### PROMPT 1
Condense the paragraph of the Hamburger SV season extract that begins "HSV qualified for this season's European Cup Winners' Cup" into a short bulleted list that keeps its main facts.
### PROMPT 2
From the Hamburger SV season extract, extract word for word the passage that begins at the words "The 1976–77 Hamburger" and stops after the words "Cup Winners' Cup.".

### SOURCE EXTRACT
Hamburger SV
- Manager: Kuno Klötzer
- Stadium: Volksparkstadion
- Bundesliga: 6th
- DFB-Pokal: Second round
- European Cup Winners' Cup: Winners
- Top goalscorer: League: Willi Reimann (15) All: Willi Reimann (20)
- Average home league attendance: 34,647
- ← 1975–761977–78 →

= 1976–77 Hamburger SV season =

The 1976–77 Hamburger SV season was the 30th season in the club's history and the 14th consecutive season playing in the Bundesliga. Hamburg competed in this season's editions of the Bundesliga, DFB-Pokal, and European Cup Winners' Cup.

==Season summary==
HSV qualified for this season's European Cup Winners' Cup by having won the DFB-Pokal in the previous season. The club reached the final of the competition for the second time in club history, their first being a loss to Italian side Milan in 1967–68. HSV defeated Belgian side Anderlecht in the final on 11 May 1977, winning the match 2–0 thanks to goals by Georg Volkert and Felix Magath.

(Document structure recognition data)
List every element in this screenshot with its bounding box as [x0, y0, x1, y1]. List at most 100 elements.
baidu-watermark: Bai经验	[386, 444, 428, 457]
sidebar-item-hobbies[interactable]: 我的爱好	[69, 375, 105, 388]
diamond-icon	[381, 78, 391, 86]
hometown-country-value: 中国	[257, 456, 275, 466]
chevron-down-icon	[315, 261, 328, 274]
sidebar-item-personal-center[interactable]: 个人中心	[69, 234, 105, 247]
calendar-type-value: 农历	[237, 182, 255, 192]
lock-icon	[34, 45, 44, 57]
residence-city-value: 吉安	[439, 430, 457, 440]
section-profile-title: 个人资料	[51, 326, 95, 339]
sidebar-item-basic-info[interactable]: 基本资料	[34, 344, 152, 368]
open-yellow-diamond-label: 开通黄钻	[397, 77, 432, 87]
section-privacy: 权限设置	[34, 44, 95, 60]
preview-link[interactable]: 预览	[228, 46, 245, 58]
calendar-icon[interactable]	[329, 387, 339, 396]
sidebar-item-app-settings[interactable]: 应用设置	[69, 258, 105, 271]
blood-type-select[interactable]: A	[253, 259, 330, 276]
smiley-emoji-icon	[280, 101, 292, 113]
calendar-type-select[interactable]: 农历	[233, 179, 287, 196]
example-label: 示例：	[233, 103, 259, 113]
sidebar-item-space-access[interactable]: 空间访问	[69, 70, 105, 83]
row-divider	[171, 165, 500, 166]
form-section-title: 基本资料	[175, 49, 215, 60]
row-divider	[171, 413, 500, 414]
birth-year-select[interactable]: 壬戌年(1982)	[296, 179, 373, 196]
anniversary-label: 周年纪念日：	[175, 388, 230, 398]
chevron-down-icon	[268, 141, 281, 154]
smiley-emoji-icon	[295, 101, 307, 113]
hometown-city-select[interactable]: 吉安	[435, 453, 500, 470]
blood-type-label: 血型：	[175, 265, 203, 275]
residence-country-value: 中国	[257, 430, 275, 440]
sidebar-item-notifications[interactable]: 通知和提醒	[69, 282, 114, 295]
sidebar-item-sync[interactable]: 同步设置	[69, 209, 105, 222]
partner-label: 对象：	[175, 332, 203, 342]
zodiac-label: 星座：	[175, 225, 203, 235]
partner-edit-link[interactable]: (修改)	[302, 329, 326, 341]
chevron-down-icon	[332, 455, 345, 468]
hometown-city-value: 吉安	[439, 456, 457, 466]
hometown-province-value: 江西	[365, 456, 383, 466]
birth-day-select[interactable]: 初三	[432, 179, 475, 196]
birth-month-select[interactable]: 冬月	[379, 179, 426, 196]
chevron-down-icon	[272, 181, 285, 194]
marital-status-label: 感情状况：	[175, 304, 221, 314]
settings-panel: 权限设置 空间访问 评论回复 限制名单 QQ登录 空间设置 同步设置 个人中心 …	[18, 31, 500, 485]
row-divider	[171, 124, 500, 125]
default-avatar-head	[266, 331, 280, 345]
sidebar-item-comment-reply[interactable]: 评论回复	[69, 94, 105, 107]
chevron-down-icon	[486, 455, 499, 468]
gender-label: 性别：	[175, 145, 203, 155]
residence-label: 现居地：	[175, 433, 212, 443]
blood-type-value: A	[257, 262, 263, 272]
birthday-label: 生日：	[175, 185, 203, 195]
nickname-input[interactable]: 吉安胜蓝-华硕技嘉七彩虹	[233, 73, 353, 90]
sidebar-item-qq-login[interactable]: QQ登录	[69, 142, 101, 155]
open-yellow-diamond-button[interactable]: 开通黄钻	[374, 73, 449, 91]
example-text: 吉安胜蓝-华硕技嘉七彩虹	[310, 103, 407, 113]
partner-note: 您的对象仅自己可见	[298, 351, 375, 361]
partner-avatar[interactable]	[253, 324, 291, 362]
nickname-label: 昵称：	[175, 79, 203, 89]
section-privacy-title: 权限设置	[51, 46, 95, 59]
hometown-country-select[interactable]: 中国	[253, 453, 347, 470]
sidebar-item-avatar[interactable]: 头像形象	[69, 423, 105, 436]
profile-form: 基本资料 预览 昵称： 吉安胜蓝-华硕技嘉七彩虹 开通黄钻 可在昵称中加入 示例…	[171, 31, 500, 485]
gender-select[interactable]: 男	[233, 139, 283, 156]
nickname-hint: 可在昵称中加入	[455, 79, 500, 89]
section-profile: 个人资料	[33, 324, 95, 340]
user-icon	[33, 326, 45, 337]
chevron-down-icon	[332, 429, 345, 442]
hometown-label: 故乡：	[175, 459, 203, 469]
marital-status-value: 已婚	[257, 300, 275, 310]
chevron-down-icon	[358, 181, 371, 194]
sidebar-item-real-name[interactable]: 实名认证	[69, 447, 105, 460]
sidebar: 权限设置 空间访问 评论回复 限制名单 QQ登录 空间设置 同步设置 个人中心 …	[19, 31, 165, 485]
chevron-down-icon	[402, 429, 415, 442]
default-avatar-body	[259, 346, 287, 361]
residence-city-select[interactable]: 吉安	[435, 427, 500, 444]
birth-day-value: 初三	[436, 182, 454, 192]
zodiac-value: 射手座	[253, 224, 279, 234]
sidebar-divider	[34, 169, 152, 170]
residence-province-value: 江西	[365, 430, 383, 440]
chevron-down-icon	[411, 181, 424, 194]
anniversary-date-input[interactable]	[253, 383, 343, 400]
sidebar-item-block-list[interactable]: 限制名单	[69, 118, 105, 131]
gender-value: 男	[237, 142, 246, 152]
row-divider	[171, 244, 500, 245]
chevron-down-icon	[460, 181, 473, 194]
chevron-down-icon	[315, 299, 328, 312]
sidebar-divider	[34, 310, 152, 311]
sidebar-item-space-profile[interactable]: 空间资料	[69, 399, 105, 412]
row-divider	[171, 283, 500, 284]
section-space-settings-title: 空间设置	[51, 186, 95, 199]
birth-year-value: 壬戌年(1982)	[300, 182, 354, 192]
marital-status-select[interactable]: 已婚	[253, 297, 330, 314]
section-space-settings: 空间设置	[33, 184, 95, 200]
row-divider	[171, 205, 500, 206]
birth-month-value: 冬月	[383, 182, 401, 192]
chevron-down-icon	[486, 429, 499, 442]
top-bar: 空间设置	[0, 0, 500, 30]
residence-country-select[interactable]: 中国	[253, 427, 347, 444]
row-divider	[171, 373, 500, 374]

### FINAL ANSWER 1
- HSV qualified for the European Cup Winners' Cup by winning the previous season's DFB-Pokal.
- The club reached the competition's final for the second time. Its first final, in 1967–68, was a loss to Italian side Milan.
- HSV beat Belgian side Anderlecht 2–0 in the final on 11 May 1977. Georg Volkert and Felix Magath scored the goals.

### FINAL ANSWER 2
The 1976–77 Hamburger SV season was the 30th season in the club's history and the 14th consecutive season playing in the Bundesliga. Hamburg competed in this season's editions of the Bundesliga, DFB-Pokal, and European Cup Winners' Cup.